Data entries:

[start]

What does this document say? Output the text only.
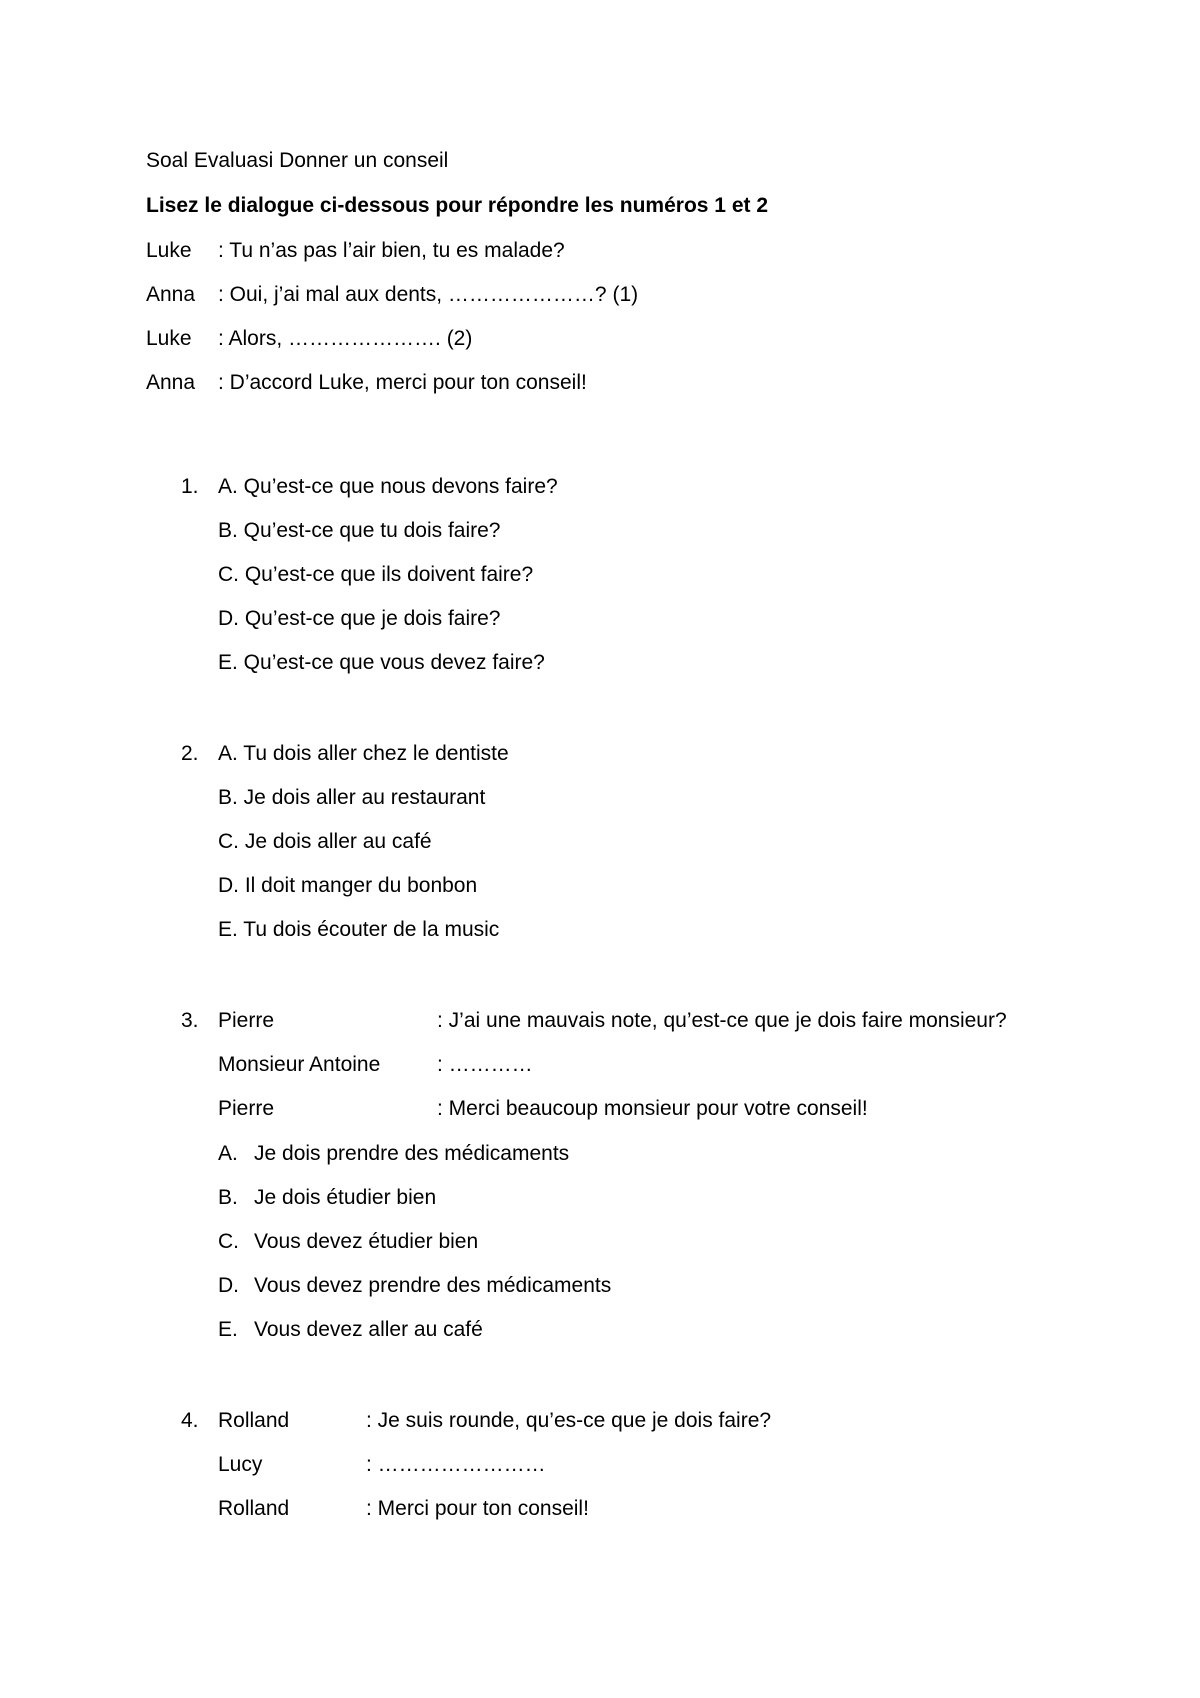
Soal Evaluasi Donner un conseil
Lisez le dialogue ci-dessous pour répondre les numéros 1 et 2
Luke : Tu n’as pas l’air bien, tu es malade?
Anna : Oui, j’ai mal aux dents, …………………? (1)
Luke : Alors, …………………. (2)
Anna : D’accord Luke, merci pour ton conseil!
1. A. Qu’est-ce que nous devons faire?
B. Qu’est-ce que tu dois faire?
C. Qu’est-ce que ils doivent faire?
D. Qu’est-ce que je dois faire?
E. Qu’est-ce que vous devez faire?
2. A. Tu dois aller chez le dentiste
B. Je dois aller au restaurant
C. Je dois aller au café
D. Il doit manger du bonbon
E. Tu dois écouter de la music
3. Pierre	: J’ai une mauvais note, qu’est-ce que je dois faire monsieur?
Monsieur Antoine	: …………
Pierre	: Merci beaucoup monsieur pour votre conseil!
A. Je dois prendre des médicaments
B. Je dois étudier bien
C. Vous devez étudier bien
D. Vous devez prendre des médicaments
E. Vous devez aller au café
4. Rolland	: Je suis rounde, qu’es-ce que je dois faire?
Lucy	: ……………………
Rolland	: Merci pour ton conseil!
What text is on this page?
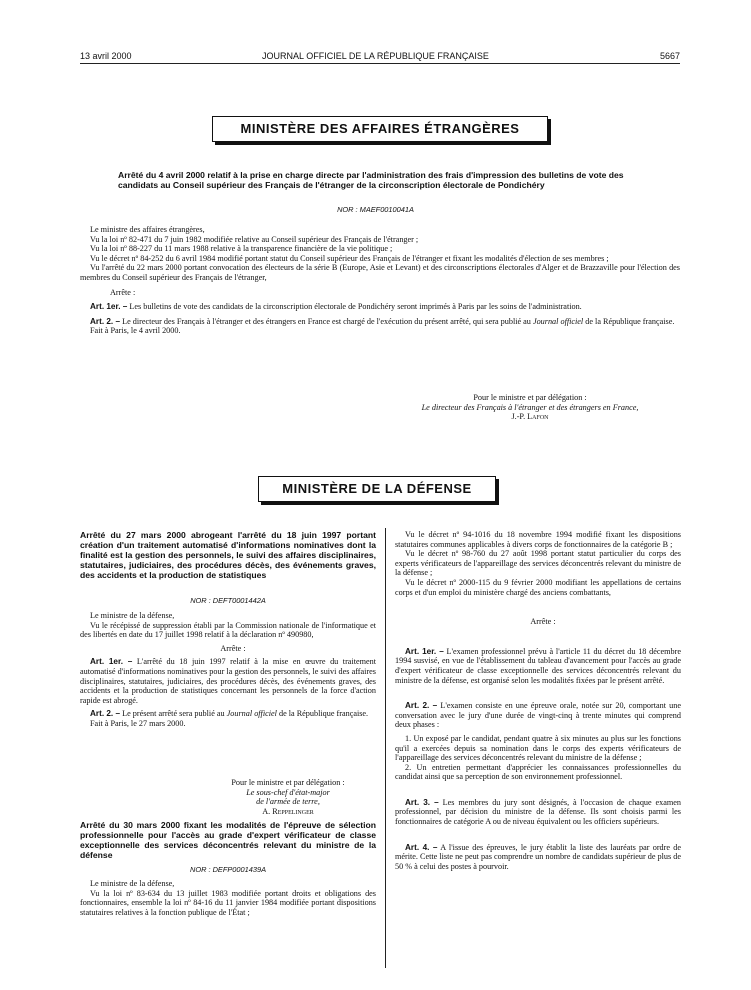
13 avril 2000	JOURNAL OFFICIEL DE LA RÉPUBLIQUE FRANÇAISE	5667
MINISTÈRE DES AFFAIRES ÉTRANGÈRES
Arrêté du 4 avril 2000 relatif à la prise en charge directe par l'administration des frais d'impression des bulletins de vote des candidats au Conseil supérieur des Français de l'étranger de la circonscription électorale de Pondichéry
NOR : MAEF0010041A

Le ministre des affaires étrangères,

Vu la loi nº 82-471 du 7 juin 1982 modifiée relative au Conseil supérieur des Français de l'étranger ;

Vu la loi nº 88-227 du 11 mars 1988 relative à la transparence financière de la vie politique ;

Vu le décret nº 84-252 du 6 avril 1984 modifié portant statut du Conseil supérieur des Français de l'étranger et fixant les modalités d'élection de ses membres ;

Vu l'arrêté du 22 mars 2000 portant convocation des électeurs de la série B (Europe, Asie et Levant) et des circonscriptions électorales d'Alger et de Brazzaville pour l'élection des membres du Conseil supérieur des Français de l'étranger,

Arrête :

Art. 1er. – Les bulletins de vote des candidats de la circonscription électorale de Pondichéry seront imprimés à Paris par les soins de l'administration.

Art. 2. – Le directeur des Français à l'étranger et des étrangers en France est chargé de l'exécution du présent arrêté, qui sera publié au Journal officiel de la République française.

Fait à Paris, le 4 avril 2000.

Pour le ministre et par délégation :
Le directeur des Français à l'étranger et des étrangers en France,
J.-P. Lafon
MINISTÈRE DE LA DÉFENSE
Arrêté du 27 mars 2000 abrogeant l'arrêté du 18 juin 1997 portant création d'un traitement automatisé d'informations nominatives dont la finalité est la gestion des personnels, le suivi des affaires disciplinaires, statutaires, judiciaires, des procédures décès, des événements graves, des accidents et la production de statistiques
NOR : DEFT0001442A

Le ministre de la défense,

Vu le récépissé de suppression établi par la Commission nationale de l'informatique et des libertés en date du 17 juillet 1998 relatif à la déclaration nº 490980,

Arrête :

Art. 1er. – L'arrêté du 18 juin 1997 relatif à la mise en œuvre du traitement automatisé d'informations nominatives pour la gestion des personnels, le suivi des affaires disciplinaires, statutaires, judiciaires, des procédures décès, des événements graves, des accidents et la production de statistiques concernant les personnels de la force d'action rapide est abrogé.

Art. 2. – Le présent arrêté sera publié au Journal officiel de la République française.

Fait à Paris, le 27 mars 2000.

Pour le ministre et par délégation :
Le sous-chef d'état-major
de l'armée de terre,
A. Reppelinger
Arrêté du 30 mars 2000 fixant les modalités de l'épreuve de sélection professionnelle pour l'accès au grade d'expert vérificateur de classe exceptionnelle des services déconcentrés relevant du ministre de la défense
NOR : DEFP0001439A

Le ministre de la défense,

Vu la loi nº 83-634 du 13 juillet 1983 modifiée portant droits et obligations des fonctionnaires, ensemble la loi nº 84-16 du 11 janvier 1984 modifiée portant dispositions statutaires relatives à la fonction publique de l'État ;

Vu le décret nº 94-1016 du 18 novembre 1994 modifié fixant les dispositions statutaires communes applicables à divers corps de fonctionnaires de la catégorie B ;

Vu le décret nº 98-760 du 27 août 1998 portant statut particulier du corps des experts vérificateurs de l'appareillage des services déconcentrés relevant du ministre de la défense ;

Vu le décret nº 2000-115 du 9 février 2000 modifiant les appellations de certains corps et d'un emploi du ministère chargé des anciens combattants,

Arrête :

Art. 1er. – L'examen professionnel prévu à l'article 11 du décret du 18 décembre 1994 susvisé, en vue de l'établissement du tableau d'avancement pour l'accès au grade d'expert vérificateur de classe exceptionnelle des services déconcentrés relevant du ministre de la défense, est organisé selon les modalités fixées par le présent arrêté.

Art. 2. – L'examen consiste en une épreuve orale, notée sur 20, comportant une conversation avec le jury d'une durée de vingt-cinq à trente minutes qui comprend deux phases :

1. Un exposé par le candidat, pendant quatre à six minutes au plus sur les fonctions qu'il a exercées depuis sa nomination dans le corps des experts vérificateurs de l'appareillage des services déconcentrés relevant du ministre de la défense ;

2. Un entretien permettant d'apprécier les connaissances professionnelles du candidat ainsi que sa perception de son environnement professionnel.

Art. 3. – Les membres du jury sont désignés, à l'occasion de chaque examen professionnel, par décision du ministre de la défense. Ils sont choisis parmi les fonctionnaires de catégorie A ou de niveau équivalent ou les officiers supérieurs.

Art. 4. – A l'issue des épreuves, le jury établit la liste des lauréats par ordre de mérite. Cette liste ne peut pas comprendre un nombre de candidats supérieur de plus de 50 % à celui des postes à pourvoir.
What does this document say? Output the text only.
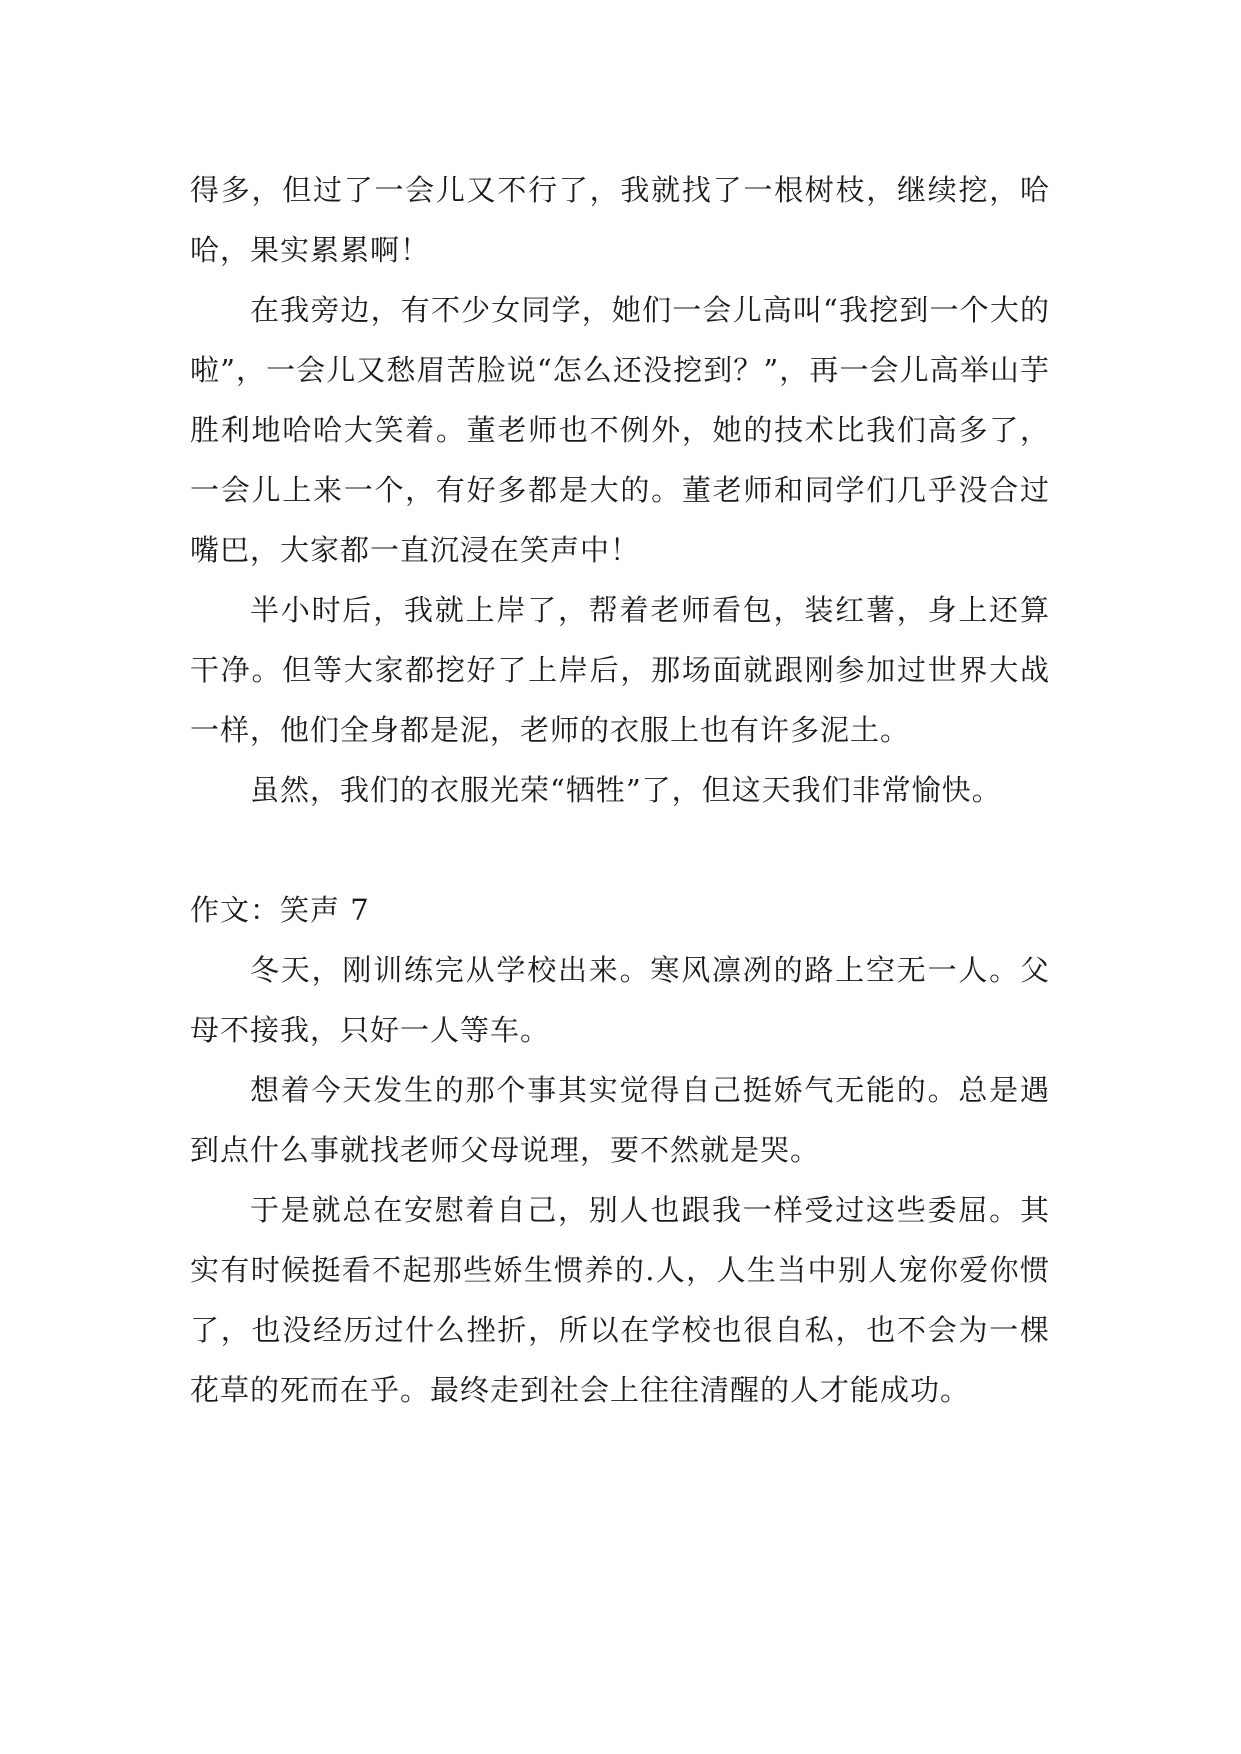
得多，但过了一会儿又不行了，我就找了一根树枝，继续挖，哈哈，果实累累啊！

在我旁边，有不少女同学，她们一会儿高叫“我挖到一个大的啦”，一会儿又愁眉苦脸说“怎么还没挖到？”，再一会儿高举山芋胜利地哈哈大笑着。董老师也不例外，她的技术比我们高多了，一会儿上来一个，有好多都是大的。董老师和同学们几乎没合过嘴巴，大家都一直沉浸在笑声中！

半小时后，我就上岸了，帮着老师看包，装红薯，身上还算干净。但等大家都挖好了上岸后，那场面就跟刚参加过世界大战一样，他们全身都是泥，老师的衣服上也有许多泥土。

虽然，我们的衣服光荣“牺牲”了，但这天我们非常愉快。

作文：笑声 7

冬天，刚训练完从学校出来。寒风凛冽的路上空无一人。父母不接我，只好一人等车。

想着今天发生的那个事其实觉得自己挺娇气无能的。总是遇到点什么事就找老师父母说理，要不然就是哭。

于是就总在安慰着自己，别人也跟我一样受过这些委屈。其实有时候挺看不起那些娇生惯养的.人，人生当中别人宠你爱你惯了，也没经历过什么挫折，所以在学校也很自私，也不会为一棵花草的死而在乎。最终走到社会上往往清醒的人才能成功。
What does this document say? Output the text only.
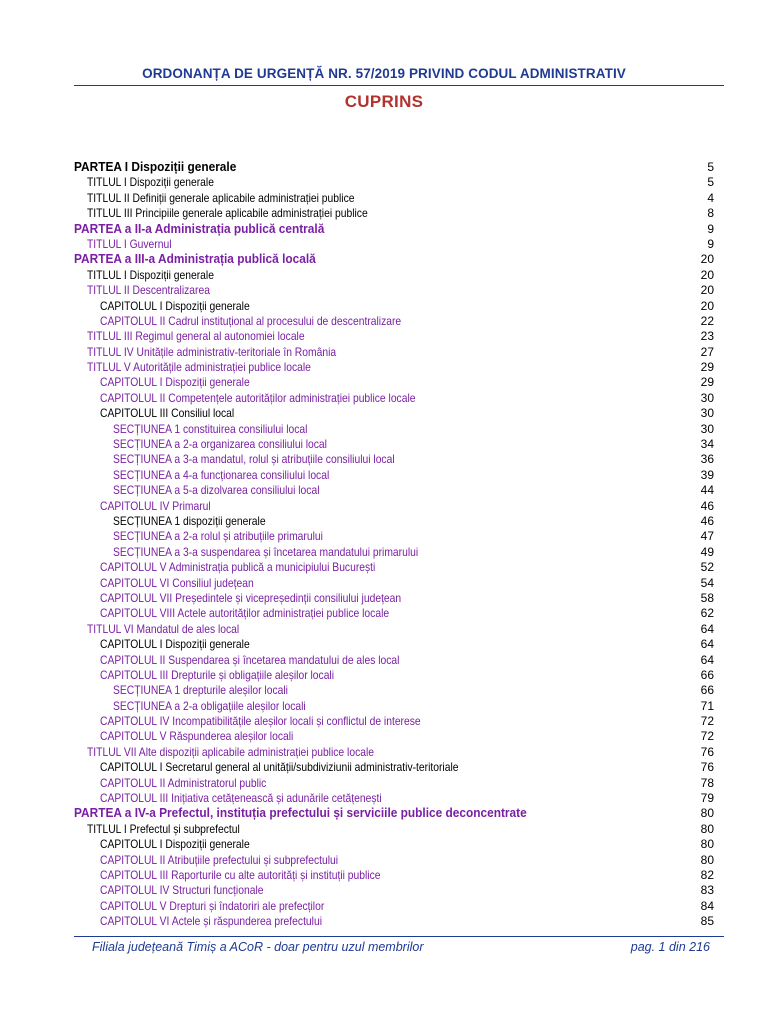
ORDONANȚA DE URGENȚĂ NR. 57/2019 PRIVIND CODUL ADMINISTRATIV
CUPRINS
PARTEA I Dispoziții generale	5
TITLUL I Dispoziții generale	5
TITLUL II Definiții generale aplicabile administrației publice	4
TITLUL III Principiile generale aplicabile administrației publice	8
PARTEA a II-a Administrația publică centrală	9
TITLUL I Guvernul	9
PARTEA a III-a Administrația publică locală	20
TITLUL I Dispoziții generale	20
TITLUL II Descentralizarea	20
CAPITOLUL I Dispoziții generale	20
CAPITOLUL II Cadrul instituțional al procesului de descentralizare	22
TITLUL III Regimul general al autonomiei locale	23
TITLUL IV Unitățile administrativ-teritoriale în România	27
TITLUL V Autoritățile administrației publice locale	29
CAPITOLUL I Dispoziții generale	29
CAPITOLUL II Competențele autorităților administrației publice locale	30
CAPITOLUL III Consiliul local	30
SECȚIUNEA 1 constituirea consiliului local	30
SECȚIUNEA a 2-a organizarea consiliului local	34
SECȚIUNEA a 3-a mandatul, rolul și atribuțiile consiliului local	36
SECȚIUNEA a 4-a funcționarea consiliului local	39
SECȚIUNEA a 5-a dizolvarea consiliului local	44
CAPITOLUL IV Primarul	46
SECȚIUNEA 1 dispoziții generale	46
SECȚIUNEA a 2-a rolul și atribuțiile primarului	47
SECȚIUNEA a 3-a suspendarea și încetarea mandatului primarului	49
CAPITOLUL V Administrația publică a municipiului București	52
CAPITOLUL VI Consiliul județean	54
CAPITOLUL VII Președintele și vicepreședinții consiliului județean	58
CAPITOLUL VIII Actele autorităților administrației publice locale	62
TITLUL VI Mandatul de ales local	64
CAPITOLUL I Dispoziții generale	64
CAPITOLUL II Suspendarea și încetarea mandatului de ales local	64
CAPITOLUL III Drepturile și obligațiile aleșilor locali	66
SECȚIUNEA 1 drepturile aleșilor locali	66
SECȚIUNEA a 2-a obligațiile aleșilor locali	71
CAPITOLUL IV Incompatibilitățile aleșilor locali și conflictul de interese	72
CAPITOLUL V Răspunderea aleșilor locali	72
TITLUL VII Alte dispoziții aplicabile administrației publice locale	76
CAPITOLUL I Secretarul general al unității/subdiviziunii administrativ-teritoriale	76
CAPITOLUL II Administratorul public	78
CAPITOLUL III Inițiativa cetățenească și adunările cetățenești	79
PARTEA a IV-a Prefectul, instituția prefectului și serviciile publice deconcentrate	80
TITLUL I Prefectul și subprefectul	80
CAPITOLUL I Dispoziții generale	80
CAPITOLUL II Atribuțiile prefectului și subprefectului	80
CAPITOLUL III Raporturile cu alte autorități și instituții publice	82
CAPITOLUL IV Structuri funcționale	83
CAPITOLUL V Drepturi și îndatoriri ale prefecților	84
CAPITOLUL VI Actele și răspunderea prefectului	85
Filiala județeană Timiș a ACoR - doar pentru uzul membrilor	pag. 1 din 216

[end]

[WHAT TO PRODUCE] Identify every line holding the word "directeur" and copy it out.

[ANSWER IN FULL]
Art. 2. – Le directeur des Français à l'étranger et des étrangers en France est chargé de l'exécution du présent arrêté, qui sera publié au Journal officiel de la République française.
Le directeur des Français à l'étranger et des étrangers en France,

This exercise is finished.